● **Set exercise a**
Retype, word for word, the portion of the passage on writing news for the radio magazine that runs from "Except for four" up to and including "seek to collaborate.".

● **Selected passage**
============================================================

At the outset, I decided upon a financial survival strategy for myself. I would need to spend zero to gather news stories because my expenses were not to be reimbursed. This meant no phone calls, no interviews, no travel to meetings. I would have to depend upon second-hand sources I could cull from the internet, newspapers and magazines. In order to maximise my payments, I would submit as many news stories as I could write, since I was to be paid per word written. Doubtless, the magazine must be receiving dozens of press releases from every organisation connected with the UK radio industry. Naturally, as with my previous magazine work, I anticipated these would be regularly forwarded to me by the editor for a quick rewrite…

Except that they were not. I quickly learnt that no press releases, no news tips, no rumours, no nothing was forwarded to me by the magazine. There were no editorial discussions, no phone calls, no meetings, no guidance, no delegation of work. In fact, nothing at all except the odd emailed complaint about things I had written. I started work in December 2004 but, by New Year, Boon wrote a complaint to my predecessor Bob Tyler:

“I've just had David Bain of CFM on the phone complaining about an out-of-context story with the "wrong perspective" which was printed this week.  It was a local press story and as we all know local reporters do not understand radio and in this case printed a story which was not factually correct.  We then reprinted, courtesy of Grant the same errors. While I know it has been difficult to contact people at stations over the Christmas period I really think these types of story need to be checked out.  We are not in the market of producing overtly partisan stories which demoralise staff at stations. I had a similar call from another station before Christmas.” [sic]

Already, I was baffled as to why ‘The Radio Magazine’ functioned unlike any other publication for which I had worked previously. The managing editor was printing my stories mostly verbatim (fine), sometimes chopping their ends to fit a page (okay), changing my headlines (no problem), but otherwise was only communicating with me by forwarding complaints. Another one arrived in April 2005:

“We have been fending off an irate Simon Horne of Virgin Radio who says the article you wrote (Issue 681) was based upon a mis-quote published in the Scottish Daily Record (or similar paper). Furthermore he is upset that he was not contacted over the story to either check the facts or to give them an opportunity to respond.” [sic]

Surely, this sort of beef should have been with the journalist who had originally quoted the complainant’s words, not with me who had merely extracted the quote from a respected newspaper. Normally, you might expect a managing editor to defend their staff when they had evidently done nothing wrong, but Boon’s reaction in a further email to me was:

“We just cannot let this continue.  The Scottish press are notorious for getting facts wrong, heaven knows they have some big axes to grind up there. Time would have allowed for a quick call to the appropriate press officer, Collette [Hillier] can give you a list if you don't have one. Even an email would have given us some support.  Virgin are advertisers as well as news fodder, so treating them fairly seems only reasonable.” [sic]

Editorial ‘dialogue’ continued in a similar vein for my entire time as under-resourced news editor of the magazine. Every Monday morning, I emailed as many stories as I could muster, receiving no feedback other than occasional complaints from radio industry personnel who did not approve of what had been published. However, I was submitting so many news stories to maximise my earnings that the magazine regularly added additional pages to print them all, week in, week out…

Except for four issues per year when Boon required no news stories from me because, despite my training in statistics, he insisted upon covering the radio industry’s quarterly audience ratings results. Having collated and analysed radio station data since 1980, I regularly attended the RAJAR organisation’s press conferences announcing its latest numbers at a central London lecture theatre. Boon was present too but did not acknowledge me or seek to collaborate.

============================================================

● **Material supplied**
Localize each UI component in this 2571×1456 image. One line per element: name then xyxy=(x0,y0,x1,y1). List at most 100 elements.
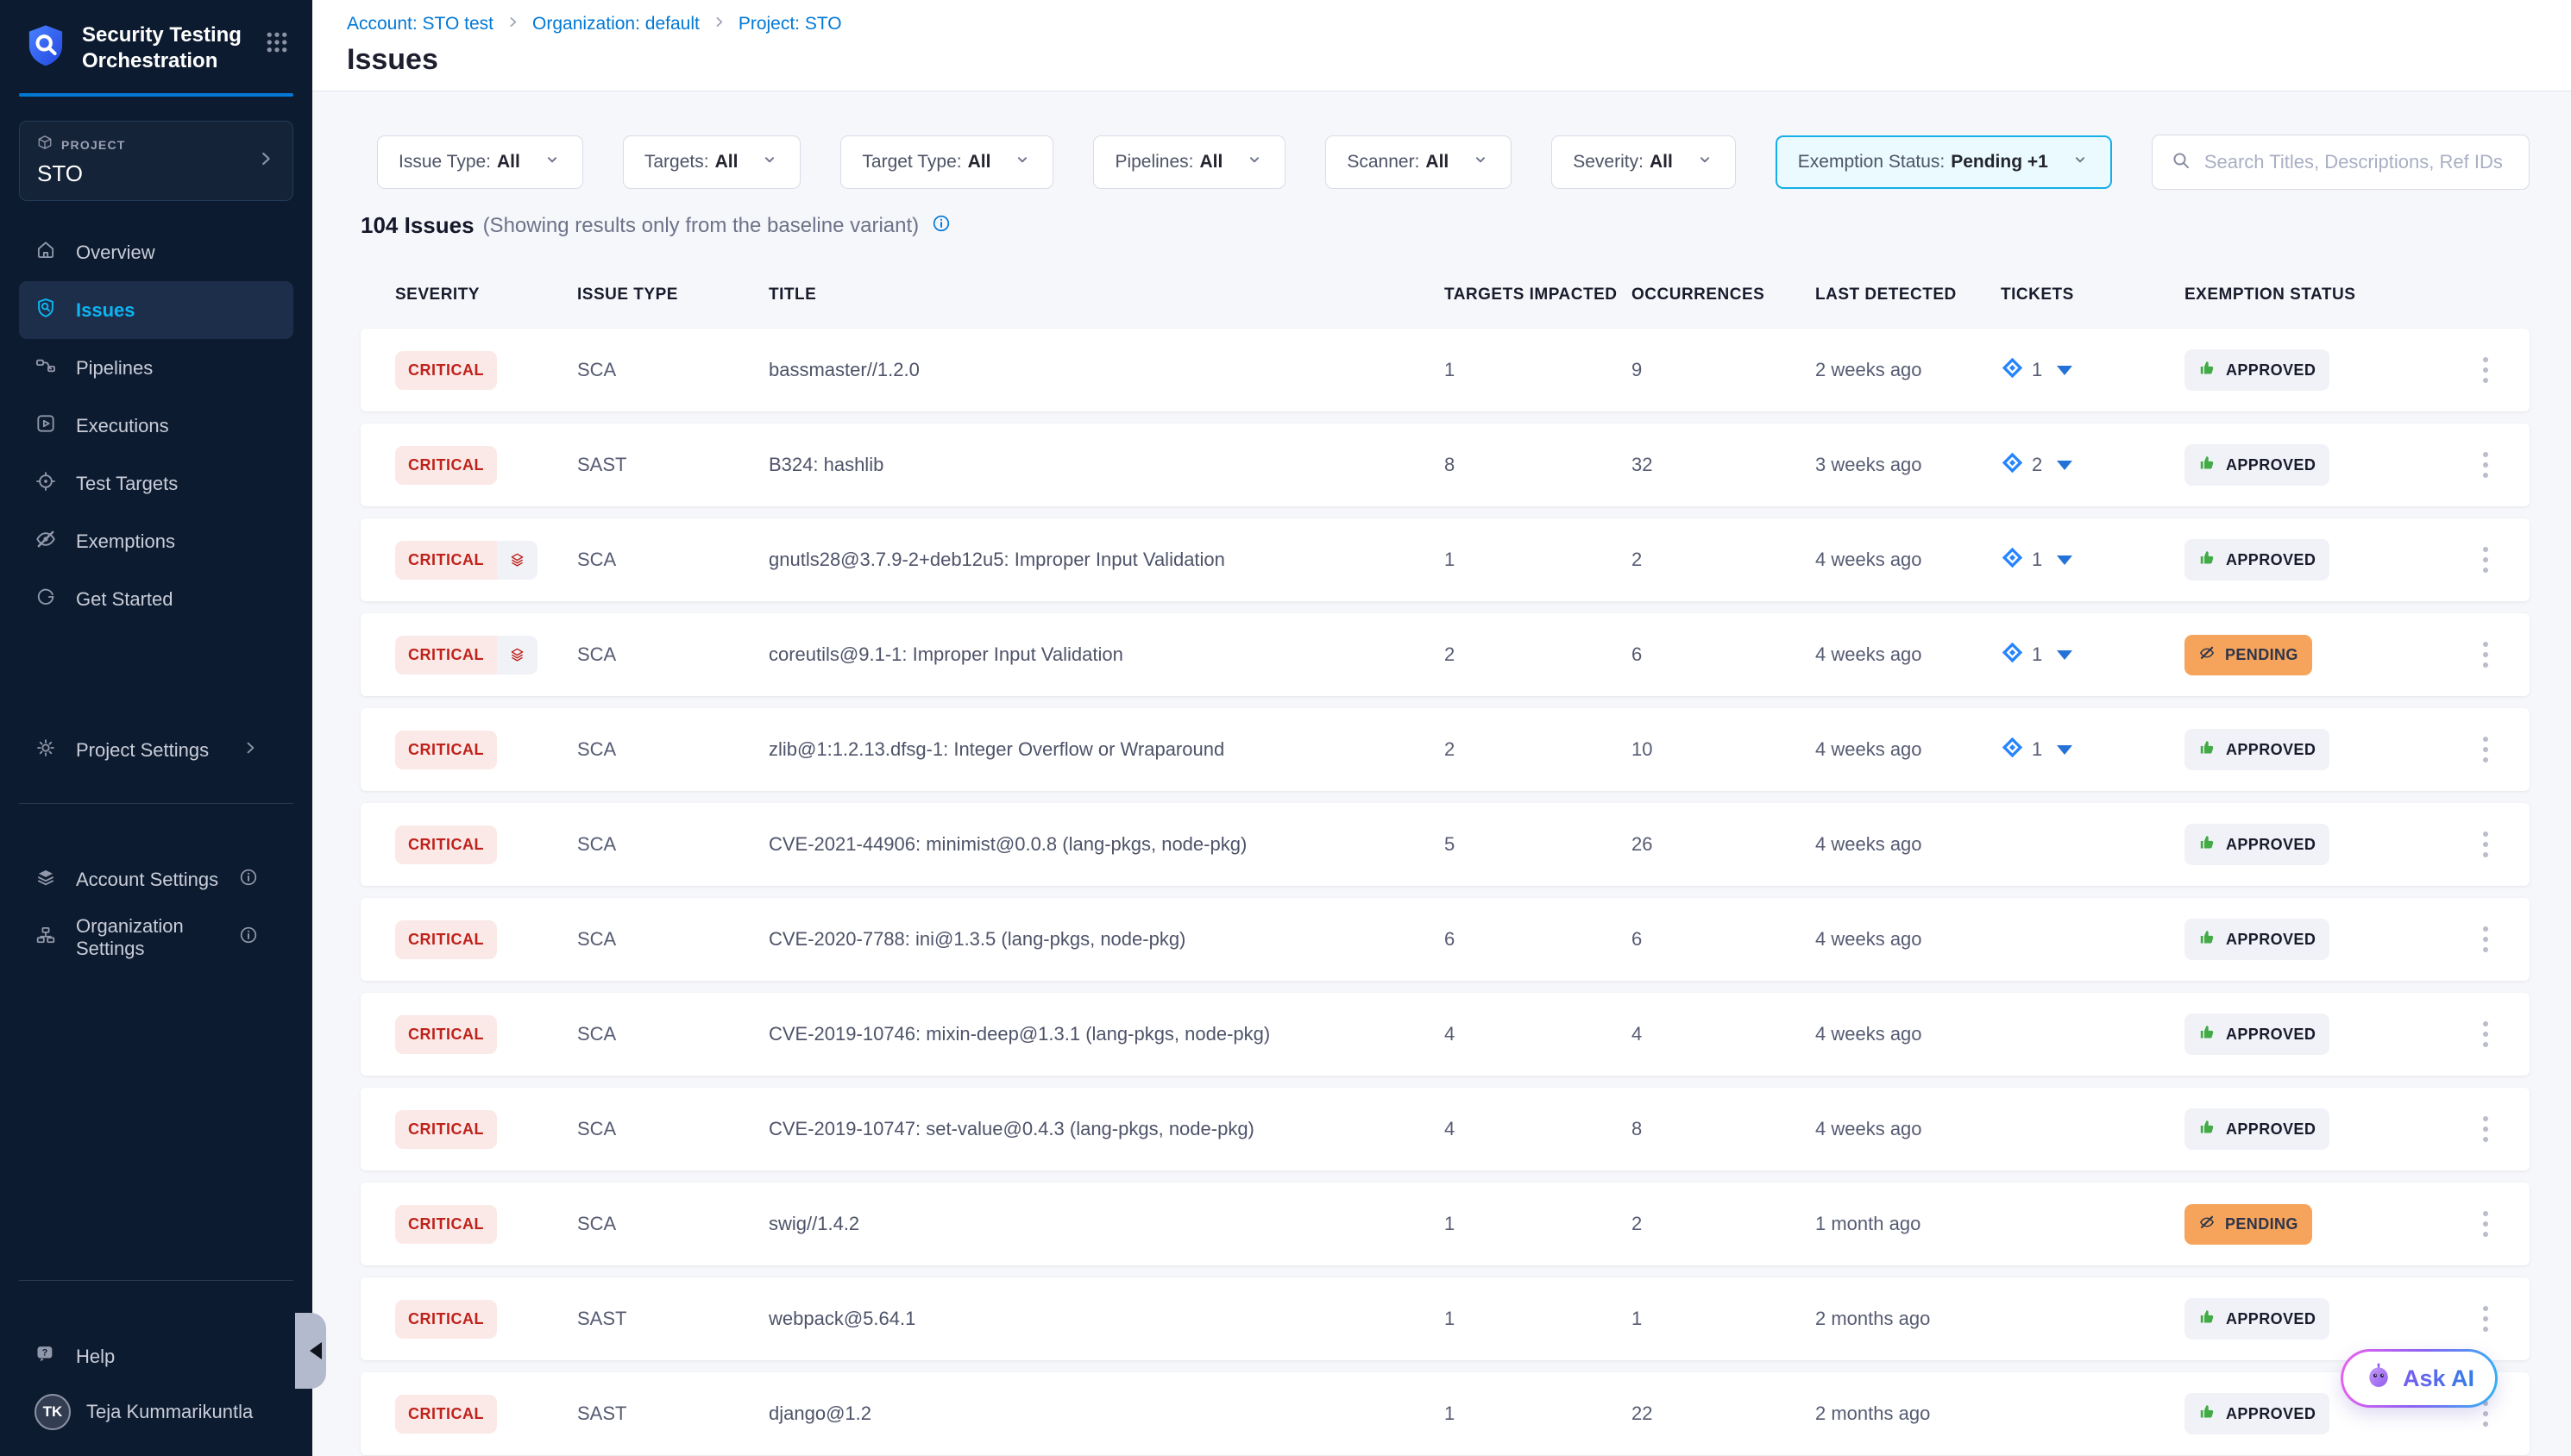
status-label: APPROVED xyxy=(2226,1120,2316,1139)
ticket-link[interactable]: 1 xyxy=(2001,736,2184,764)
caret-down-icon[interactable] xyxy=(2057,555,2072,565)
column-header: TITLE xyxy=(769,286,1444,304)
ticket-link[interactable]: 2 xyxy=(2001,451,2184,480)
row-menu-button[interactable] xyxy=(2476,1204,2495,1244)
table-row[interactable]: CRITICAL SCA CVE-2021-44906: minimist@0.… xyxy=(361,803,2530,886)
app-grid-icon[interactable] xyxy=(264,29,290,60)
row-menu-button[interactable] xyxy=(2476,1014,2495,1054)
row-menu-button[interactable] xyxy=(2476,1109,2495,1149)
targets-impacted-cell: 1 xyxy=(1444,1403,1631,1425)
column-header: OCCURRENCES xyxy=(1631,286,1815,304)
last-detected-cell: 4 weeks ago xyxy=(1815,643,2001,666)
issue-title[interactable]: CVE-2021-44906: minimist@0.0.8 (lang-pkg… xyxy=(769,833,1444,856)
severity-badge: CRITICAL xyxy=(395,825,497,864)
issue-title[interactable]: bassmaster//1.2.0 xyxy=(769,359,1444,381)
sidebar-item-executions[interactable]: Executions xyxy=(19,397,293,455)
breadcrumb-link[interactable]: Account: STO test xyxy=(347,14,493,35)
filter-target-type[interactable]: Target Type: All xyxy=(840,135,1053,189)
sidebar-item-label: Help xyxy=(76,1346,115,1368)
issue-title[interactable]: CVE-2019-10746: mixin-deep@1.3.1 (lang-p… xyxy=(769,1023,1444,1045)
issue-title[interactable]: zlib@1:1.2.13.dfsg-1: Integer Overflow o… xyxy=(769,738,1444,761)
sidebar-item-help[interactable]: ? Help xyxy=(19,1327,293,1385)
filter-severity[interactable]: Severity: All xyxy=(1551,135,1736,189)
last-detected-cell: 2 weeks ago xyxy=(1815,359,2001,381)
table-row[interactable]: CRITICAL SCA CVE-2019-10747: set-value@0… xyxy=(361,1088,2530,1170)
targets-impacted-cell: 2 xyxy=(1444,643,1631,666)
sidebar-item-pipelines[interactable]: Pipelines xyxy=(19,339,293,397)
info-icon[interactable] xyxy=(919,213,952,238)
last-detected-cell: 4 weeks ago xyxy=(1815,928,2001,951)
issue-title[interactable]: webpack@5.64.1 xyxy=(769,1308,1444,1330)
sidebar-item-account-settings[interactable]: Account Settings xyxy=(19,850,293,908)
header-accent-line xyxy=(19,93,293,97)
issue-title[interactable]: coreutils@9.1-1: Improper Input Validati… xyxy=(769,643,1444,666)
info-icon[interactable] xyxy=(238,867,278,893)
table-row[interactable]: CRITICAL SCA coreutils@9.1-1: Improper I… xyxy=(361,613,2530,696)
row-menu-button[interactable] xyxy=(2476,540,2495,580)
sidebar-item-test-targets[interactable]: Test Targets xyxy=(19,455,293,512)
table-row[interactable]: CRITICAL SCA swig//1.4.2 1 2 1 month ago… xyxy=(361,1183,2530,1265)
sidebar-collapse-handle[interactable] xyxy=(295,1313,326,1389)
search-box[interactable] xyxy=(2152,135,2530,190)
info-icon[interactable] xyxy=(238,925,278,951)
avatar: TK xyxy=(35,1394,71,1430)
filter-label: Exemption Status: xyxy=(1798,152,1945,173)
row-menu-button[interactable] xyxy=(2476,825,2495,864)
sidebar-item-project-settings[interactable]: Project Settings xyxy=(19,721,293,779)
row-menu-button[interactable] xyxy=(2476,635,2495,675)
issue-title[interactable]: swig//1.4.2 xyxy=(769,1213,1444,1235)
issue-title[interactable]: B324: hashlib xyxy=(769,454,1444,476)
ticket-link[interactable]: 1 xyxy=(2001,546,2184,574)
ticket-link[interactable]: 1 xyxy=(2001,641,2184,669)
jira-ticket-icon xyxy=(2001,736,2024,764)
sidebar-item-label: Test Targets xyxy=(76,473,178,495)
status-label: APPROVED xyxy=(2226,551,2316,569)
targets-impacted-cell: 5 xyxy=(1444,833,1631,856)
ask-ai-button[interactable]: Ask AI xyxy=(2341,1349,2498,1408)
issue-title[interactable]: gnutls28@3.7.9-2+deb12u5: Improper Input… xyxy=(769,549,1444,571)
sidebar-item-overview[interactable]: Overview xyxy=(19,223,293,281)
issue-type-cell: SCA xyxy=(577,1213,769,1235)
table-row[interactable]: CRITICAL SCA bassmaster//1.2.0 1 9 2 wee… xyxy=(361,329,2530,411)
row-menu-button[interactable] xyxy=(2476,919,2495,959)
filter-scanner[interactable]: Scanner: All xyxy=(1325,135,1512,189)
filter-exemption-status[interactable]: Exemption Status: Pending +1 xyxy=(1776,135,2112,189)
table-row[interactable]: CRITICAL SCA zlib@1:1.2.13.dfsg-1: Integ… xyxy=(361,708,2530,791)
table-row[interactable]: CRITICAL SAST django@1.2 1 22 2 months a… xyxy=(361,1372,2530,1455)
row-menu-button[interactable] xyxy=(2476,445,2495,485)
caret-down-icon[interactable] xyxy=(2057,366,2072,375)
ticket-link[interactable]: 1 xyxy=(2001,356,2184,385)
project-selector[interactable]: PROJECT STO xyxy=(19,121,293,201)
caret-down-icon[interactable] xyxy=(2057,461,2072,470)
severity-cell: CRITICAL xyxy=(395,825,577,864)
row-menu-button[interactable] xyxy=(2476,350,2495,390)
breadcrumb-link[interactable]: Project: STO xyxy=(739,14,842,35)
chevron-down-icon xyxy=(1673,150,1714,174)
severity-label: CRITICAL xyxy=(395,1015,497,1054)
table-row[interactable]: CRITICAL SAST B324: hashlib 8 32 3 weeks… xyxy=(361,424,2530,506)
issue-title[interactable]: django@1.2 xyxy=(769,1403,1444,1425)
table-row[interactable]: CRITICAL SAST webpack@5.64.1 1 1 2 month… xyxy=(361,1277,2530,1360)
caret-down-icon[interactable] xyxy=(2057,745,2072,755)
sidebar-item-issues[interactable]: Issues xyxy=(19,281,293,339)
row-menu-button[interactable] xyxy=(2476,730,2495,769)
filter-targets[interactable]: Targets: All xyxy=(623,135,801,189)
caret-down-icon[interactable] xyxy=(2057,650,2072,660)
sidebar-item-exemptions[interactable]: Exemptions xyxy=(19,512,293,570)
issue-title[interactable]: CVE-2020-7788: ini@1.3.5 (lang-pkgs, nod… xyxy=(769,928,1444,951)
row-menu-button[interactable] xyxy=(2476,1299,2495,1339)
table-row[interactable]: CRITICAL SCA CVE-2020-7788: ini@1.3.5 (l… xyxy=(361,898,2530,981)
targets-impacted-cell: 1 xyxy=(1444,549,1631,571)
exemption-status-cell: PENDING xyxy=(2184,635,2443,675)
filter-issue-type[interactable]: Issue Type: All xyxy=(377,135,583,189)
table-row[interactable]: CRITICAL SCA CVE-2019-10746: mixin-deep@… xyxy=(361,993,2530,1076)
filter-pipelines[interactable]: Pipelines: All xyxy=(1093,135,1286,189)
ticket-count: 1 xyxy=(2032,643,2042,666)
sidebar-item-organization-settings[interactable]: Organization Settings xyxy=(19,908,293,966)
sidebar-item-get-started[interactable]: Get Started xyxy=(19,570,293,628)
table-row[interactable]: CRITICAL SCA gnutls28@3.7.9-2+deb12u5: I… xyxy=(361,518,2530,601)
search-input[interactable] xyxy=(2204,151,2511,173)
breadcrumb-link[interactable]: Organization: default xyxy=(532,14,700,35)
issue-title[interactable]: CVE-2019-10747: set-value@0.4.3 (lang-pk… xyxy=(769,1118,1444,1140)
user-menu[interactable]: TK Teja Kummarikuntla xyxy=(0,1385,312,1456)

============================================================

● **Set exercise b**
Convert the lines of the records from the line with "status-label: APPROVED xyxy=(2226,1120,2316,1139)" up to and including the line with "issue-title[interactable]: coreutils@9.1-1: Improper" into a numbered list, omitting blank lines and including nothing else.

● **Worked solution a**
Except for four issues per year when Boon required no news stories from me because, despite my training in statistics, he insisted upon covering the radio industry’s quarterly audience ratings results. Having collated and analysed radio station data since 1980, I regularly attended the RAJAR organisation’s press conferences announcing its latest numbers at a central London lecture theatre. Boon was present too but did not acknowledge me or seek to collaborate.

● **Worked solution b**
1. status-label: APPROVED xyxy=(2226,1120,2316,1139)
2. ticket-link[interactable]: 1 xyxy=(2001,736,2184,764)
3. caret-down-icon[interactable] xyxy=(2057,555,2072,565)
4. column-header: TITLE xyxy=(769,286,1444,304)
5. ticket-link[interactable]: 2 xyxy=(2001,451,2184,480)
6. row-menu-button[interactable] xyxy=(2476,1204,2495,1244)
7. table-row[interactable]: CRITICAL SCA CVE-2021-44906: minimist@0.… xyxy=(361,803,2530,886)
8. app-grid-icon[interactable] xyxy=(264,29,290,60)
9. row-menu-button[interactable] xyxy=(2476,1014,2495,1054)
10. row-menu-button[interactable] xyxy=(2476,1109,2495,1149)
11. targets-impacted-cell: 1 xyxy=(1444,1403,1631,1425)
12. column-header: OCCURRENCES xyxy=(1631,286,1815,304)
13. last-detected-cell: 4 weeks ago xyxy=(1815,643,2001,666)
14. issue-title[interactable]: CVE-2021-44906: minimist@0.0.8 (lang-pkg… xyxy=(769,833,1444,856)
15. severity-badge: CRITICAL xyxy=(395,825,497,864)
16. issue-title[interactable]: bassmaster//1.2.0 xyxy=(769,359,1444,381)
17. sidebar-item-executions[interactable]: Executions xyxy=(19,397,293,455)
18. breadcrumb-link[interactable]: Account: STO test xyxy=(347,14,493,35)
19. filter-target-type[interactable]: Target Type: All xyxy=(840,135,1053,189)
20. sidebar-item-label: Help xyxy=(76,1346,115,1368)
21. issue-title[interactable]: CVE-2019-10746: mixin-deep@1.3.1 (lang-p… xyxy=(769,1023,1444,1045)
22. issue-title[interactable]: zlib@1:1.2.13.dfsg-1: Integer Overflow o… xyxy=(769,738,1444,761)
23. sidebar-item-help[interactable]: ? Help xyxy=(19,1327,293,1385)
24. filter-severity[interactable]: Severity: All xyxy=(1551,135,1736,189)
25. last-detected-cell: 2 weeks ago xyxy=(1815,359,2001,381)
26. table-row[interactable]: CRITICAL SCA CVE-2019-10747: set-value@0… xyxy=(361,1088,2530,1170)
27. targets-impacted-cell: 2 xyxy=(1444,643,1631,666)
28. sidebar-item-pipelines[interactable]: Pipelines xyxy=(19,339,293,397)
29. info-icon[interactable] xyxy=(919,213,952,238)
30. last-detected-cell: 4 weeks ago xyxy=(1815,928,2001,951)
31. issue-title[interactable]: webpack@5.64.1 xyxy=(769,1308,1444,1330)
32. sidebar-item-account-settings[interactable]: Account Settings xyxy=(19,850,293,908)
33. header-accent-line xyxy=(19,93,293,97)
34. issue-title[interactable]: coreutils@9.1-1: Improper Input Validati… xyxy=(769,643,1444,666)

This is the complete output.